▶ **Do this**:
Each record is to be printed again precisely as it reads.

▶ **Source records**:
______

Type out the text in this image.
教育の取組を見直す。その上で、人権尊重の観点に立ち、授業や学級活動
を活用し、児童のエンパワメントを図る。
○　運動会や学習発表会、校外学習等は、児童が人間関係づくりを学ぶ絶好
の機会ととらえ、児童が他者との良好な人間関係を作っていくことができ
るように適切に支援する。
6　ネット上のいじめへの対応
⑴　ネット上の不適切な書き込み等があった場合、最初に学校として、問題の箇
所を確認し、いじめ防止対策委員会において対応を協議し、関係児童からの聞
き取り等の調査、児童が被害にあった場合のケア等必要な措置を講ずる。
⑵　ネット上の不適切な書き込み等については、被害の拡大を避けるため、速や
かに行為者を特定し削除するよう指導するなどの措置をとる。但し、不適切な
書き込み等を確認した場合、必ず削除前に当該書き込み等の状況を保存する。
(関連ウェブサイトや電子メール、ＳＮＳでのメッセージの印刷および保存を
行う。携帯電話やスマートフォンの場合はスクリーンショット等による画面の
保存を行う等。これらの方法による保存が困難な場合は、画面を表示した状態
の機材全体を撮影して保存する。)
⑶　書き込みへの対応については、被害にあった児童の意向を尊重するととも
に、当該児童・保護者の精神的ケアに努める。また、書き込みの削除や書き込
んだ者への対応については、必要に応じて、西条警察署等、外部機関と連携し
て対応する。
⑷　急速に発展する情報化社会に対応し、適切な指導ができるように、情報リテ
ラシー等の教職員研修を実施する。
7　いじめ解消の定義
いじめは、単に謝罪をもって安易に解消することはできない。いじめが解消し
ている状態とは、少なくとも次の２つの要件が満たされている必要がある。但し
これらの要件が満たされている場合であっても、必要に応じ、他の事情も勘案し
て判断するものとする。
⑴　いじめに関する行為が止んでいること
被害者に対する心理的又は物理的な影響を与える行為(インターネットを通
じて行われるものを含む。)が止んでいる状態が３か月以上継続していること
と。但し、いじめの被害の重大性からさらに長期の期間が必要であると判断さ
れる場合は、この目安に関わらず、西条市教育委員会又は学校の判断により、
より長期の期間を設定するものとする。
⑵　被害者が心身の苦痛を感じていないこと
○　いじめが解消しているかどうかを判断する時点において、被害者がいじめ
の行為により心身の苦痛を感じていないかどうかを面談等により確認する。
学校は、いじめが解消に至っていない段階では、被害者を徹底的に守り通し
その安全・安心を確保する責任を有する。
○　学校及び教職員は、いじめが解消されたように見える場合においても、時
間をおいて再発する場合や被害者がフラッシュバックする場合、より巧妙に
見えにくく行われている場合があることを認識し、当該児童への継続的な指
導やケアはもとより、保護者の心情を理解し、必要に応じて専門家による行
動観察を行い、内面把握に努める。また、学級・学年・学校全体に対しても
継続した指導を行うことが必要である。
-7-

______

▶ **Solution**:
Type out the text in this image.
教育の取組を見直す。その上で、人権尊重の観点に立ち、授業や学級活動
を活用し、児童のエンパワメントを図る。
○　運動会や学習発表会、校外学習等は、児童が人間関係づくりを学ぶ絶好
の機会ととらえ、児童が他者との良好な人間関係を作っていくことができ
るように適切に支援する。
6　ネット上のいじめへの対応
⑴　ネット上の不適切な書き込み等があった場合、最初に学校として、問題の箇
所を確認し、いじめ防止対策委員会において対応を協議し、関係児童からの聞
き取り等の調査、児童が被害にあった場合のケア等必要な措置を講ずる。
⑵　ネット上の不適切な書き込み等については、被害の拡大を避けるため、速や
かに行為者を特定し削除するよう指導するなどの措置をとる。但し、不適切な
書き込み等を確認した場合、必ず削除前に当該書き込み等の状況を保存する。
(関連ウェブサイトや電子メール、ＳＮＳでのメッセージの印刷および保存を
行う。携帯電話やスマートフォンの場合はスクリーンショット等による画面の
保存を行う等。これらの方法による保存が困難な場合は、画面を表示した状態
の機材全体を撮影して保存する。)
⑶　書き込みへの対応については、被害にあった児童の意向を尊重するととも
に、当該児童・保護者の精神的ケアに努める。また、書き込みの削除や書き込
んだ者への対応については、必要に応じて、西条警察署等、外部機関と連携し
て対応する。
⑷　急速に発展する情報化社会に対応し、適切な指導ができるように、情報リテ
ラシー等の教職員研修を実施する。
7　いじめ解消の定義
いじめは、単に謝罪をもって安易に解消することはできない。いじめが解消し
ている状態とは、少なくとも次の２つの要件が満たされている必要がある。但し
これらの要件が満たされている場合であっても、必要に応じ、他の事情も勘案し
て判断するものとする。
⑴　いじめに関する行為が止んでいること
被害者に対する心理的又は物理的な影響を与える行為(インターネットを通
じて行われるものを含む。)が止んでいる状態が３か月以上継続していること
と。但し、いじめの被害の重大性からさらに長期の期間が必要であると判断さ
れる場合は、この目安に関わらず、西条市教育委員会又は学校の判断により、
より長期の期間を設定するものとする。
⑵　被害者が心身の苦痛を感じていないこと
○　いじめが解消しているかどうかを判断する時点において、被害者がいじめ
の行為により心身の苦痛を感じていないかどうかを面談等により確認する。
学校は、いじめが解消に至っていない段階では、被害者を徹底的に守り通し
その安全・安心を確保する責任を有する。
○　学校及び教職員は、いじめが解消されたように見える場合においても、時
間をおいて再発する場合や被害者がフラッシュバックする場合、より巧妙に
見えにくく行われている場合があることを認識し、当該児童への継続的な指
導やケアはもとより、保護者の心情を理解し、必要に応じて専門家による行
動観察を行い、内面把握に努める。また、学級・学年・学校全体に対しても
継続した指導を行うことが必要である。
-7-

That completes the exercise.